▼

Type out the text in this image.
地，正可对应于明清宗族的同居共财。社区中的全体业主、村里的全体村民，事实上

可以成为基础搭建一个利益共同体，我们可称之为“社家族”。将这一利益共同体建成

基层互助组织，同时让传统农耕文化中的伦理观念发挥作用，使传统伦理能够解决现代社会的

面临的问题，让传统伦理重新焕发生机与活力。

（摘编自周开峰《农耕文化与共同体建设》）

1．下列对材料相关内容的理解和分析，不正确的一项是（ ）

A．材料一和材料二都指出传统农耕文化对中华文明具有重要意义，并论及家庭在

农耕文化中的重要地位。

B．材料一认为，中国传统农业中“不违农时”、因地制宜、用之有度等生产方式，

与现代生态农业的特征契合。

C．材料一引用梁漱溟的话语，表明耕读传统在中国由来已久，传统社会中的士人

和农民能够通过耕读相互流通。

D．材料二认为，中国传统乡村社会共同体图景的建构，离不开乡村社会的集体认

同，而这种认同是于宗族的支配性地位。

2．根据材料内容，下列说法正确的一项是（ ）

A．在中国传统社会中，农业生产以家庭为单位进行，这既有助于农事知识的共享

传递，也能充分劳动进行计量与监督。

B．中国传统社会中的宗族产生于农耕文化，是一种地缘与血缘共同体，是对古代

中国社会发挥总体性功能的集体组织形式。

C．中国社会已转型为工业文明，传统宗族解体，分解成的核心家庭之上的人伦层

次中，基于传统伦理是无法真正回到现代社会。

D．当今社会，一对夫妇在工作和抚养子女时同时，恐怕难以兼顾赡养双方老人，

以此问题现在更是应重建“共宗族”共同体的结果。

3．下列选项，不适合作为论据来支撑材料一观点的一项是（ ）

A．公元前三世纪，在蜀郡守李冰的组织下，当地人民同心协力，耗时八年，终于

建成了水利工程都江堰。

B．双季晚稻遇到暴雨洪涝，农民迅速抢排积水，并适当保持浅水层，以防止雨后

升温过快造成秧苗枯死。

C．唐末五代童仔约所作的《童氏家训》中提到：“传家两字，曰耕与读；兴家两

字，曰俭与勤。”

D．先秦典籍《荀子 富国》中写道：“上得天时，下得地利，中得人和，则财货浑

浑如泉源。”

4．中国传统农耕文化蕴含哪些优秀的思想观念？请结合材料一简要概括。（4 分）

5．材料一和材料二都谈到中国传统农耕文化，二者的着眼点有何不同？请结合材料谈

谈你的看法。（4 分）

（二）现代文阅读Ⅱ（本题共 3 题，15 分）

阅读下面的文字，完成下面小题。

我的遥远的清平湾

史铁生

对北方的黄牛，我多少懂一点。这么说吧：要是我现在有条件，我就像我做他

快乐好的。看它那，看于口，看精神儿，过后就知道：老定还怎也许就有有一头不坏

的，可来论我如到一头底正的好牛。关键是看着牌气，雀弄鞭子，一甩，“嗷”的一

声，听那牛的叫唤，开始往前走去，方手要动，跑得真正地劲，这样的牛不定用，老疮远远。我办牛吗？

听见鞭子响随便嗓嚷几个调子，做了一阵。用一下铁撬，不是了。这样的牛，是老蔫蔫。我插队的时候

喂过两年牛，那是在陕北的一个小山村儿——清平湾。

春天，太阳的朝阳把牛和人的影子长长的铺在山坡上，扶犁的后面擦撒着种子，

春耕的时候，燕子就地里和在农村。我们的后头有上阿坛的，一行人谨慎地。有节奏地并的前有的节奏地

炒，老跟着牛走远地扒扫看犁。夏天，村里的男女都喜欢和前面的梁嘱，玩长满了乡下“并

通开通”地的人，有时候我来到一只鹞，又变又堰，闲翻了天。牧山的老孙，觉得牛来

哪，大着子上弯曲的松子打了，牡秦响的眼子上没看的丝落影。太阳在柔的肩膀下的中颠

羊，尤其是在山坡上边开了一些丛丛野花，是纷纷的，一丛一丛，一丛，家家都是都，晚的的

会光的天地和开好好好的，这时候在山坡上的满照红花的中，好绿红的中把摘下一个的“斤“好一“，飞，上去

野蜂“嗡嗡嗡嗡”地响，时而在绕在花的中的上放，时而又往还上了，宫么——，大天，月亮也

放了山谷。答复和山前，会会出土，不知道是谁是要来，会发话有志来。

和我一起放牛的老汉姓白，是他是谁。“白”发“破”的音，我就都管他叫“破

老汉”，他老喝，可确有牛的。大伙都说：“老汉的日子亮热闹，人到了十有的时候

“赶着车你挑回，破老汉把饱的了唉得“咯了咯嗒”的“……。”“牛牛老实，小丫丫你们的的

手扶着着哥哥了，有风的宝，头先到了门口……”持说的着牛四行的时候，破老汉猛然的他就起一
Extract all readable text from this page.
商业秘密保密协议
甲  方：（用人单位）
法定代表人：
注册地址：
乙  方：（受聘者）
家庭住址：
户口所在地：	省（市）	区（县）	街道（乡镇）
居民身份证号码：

▲

WORK TO DO> Of the lines in the data, how many contain the word "this"? Provide the number and nothing further.

IN RESPONSE> 2